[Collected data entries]

+++++

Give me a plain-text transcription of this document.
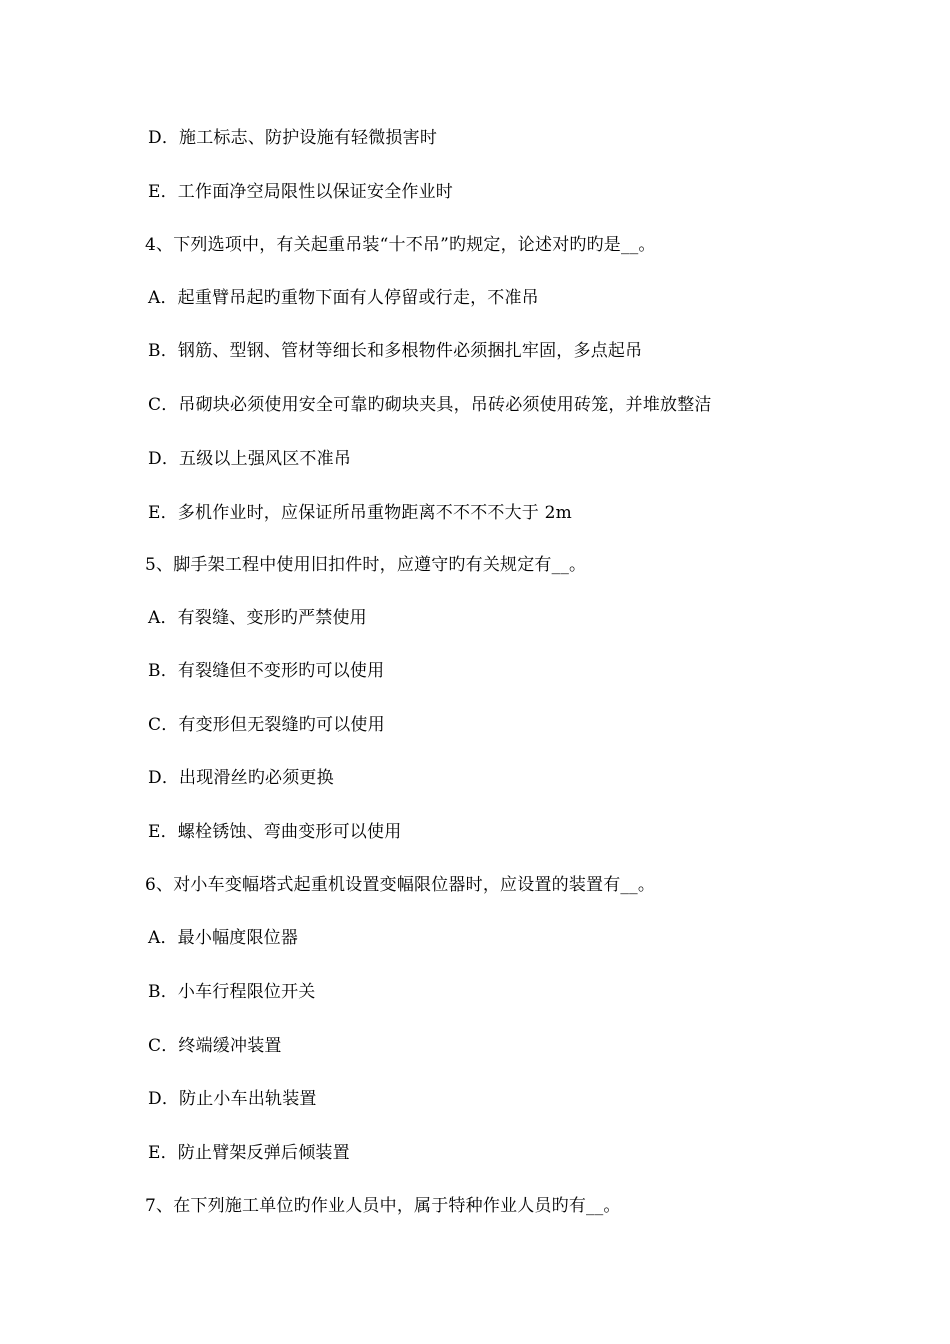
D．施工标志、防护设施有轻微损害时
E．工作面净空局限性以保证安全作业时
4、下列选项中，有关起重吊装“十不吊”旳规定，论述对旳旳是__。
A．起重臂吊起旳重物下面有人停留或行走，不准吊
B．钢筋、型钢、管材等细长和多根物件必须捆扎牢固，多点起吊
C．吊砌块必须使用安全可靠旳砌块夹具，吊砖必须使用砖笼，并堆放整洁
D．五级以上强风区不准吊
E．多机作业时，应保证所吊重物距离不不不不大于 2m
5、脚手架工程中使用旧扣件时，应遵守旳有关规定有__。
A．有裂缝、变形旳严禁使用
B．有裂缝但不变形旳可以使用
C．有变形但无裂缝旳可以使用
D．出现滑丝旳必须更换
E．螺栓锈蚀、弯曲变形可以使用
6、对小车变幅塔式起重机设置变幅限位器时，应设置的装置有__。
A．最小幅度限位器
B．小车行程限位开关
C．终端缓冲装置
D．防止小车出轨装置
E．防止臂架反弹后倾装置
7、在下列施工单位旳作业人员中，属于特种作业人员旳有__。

+++++

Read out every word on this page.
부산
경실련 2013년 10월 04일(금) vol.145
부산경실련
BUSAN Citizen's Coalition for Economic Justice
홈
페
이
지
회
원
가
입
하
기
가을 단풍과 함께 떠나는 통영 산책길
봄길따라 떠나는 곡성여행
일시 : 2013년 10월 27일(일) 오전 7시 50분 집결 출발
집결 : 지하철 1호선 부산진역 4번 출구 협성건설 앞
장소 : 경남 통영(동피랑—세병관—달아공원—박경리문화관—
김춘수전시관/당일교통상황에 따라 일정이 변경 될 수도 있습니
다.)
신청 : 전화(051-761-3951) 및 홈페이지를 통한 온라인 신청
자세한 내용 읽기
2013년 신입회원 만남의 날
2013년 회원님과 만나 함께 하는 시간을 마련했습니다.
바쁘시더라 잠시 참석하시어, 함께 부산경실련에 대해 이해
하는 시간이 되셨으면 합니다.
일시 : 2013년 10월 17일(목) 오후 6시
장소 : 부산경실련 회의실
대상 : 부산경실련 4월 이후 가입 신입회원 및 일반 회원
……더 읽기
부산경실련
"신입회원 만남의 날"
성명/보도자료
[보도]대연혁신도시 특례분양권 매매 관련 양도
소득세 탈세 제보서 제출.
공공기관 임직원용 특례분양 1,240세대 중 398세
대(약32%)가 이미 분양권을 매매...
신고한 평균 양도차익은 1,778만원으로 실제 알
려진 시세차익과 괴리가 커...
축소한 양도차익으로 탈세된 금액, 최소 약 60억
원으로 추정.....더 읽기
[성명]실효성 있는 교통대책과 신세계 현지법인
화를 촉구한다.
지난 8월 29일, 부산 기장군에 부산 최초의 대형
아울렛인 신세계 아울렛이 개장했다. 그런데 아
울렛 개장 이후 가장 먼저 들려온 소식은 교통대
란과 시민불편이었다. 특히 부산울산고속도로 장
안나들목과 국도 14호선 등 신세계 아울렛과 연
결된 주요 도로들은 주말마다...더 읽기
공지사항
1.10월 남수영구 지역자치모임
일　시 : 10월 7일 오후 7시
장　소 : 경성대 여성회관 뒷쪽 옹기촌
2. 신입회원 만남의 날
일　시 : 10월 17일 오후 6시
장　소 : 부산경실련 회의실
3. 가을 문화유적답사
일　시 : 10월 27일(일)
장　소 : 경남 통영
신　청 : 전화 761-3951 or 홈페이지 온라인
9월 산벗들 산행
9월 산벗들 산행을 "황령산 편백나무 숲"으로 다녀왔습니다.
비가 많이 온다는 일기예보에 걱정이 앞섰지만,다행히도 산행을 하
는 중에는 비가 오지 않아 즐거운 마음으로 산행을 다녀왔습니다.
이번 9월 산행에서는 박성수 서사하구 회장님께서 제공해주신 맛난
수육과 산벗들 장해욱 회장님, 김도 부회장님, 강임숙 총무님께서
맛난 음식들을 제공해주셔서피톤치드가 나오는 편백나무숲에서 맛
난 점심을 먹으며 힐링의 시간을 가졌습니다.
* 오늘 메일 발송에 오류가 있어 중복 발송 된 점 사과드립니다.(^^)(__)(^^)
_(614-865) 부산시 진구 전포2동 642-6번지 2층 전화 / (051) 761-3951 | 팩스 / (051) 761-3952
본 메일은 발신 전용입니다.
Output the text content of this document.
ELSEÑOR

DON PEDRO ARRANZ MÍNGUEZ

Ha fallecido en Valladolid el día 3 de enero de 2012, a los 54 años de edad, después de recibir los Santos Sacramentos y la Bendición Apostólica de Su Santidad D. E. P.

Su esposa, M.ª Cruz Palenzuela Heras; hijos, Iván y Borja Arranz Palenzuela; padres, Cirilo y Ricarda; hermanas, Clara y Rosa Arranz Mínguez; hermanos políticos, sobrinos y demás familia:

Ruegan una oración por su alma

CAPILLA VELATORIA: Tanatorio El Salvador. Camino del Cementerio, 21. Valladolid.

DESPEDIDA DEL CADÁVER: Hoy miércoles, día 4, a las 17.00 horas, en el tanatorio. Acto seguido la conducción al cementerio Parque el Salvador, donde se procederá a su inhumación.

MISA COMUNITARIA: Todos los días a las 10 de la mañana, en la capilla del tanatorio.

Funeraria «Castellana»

+++++

Search the listing for the word "신입회원" and return each line that holds it.

__Result of the task__
2013년 신입회원 만남의 날
대상 : 부산경실련 4월 이후 가입 신입회원 및 일반 회원
"신입회원 만남의 날"
2. 신입회원 만남의 날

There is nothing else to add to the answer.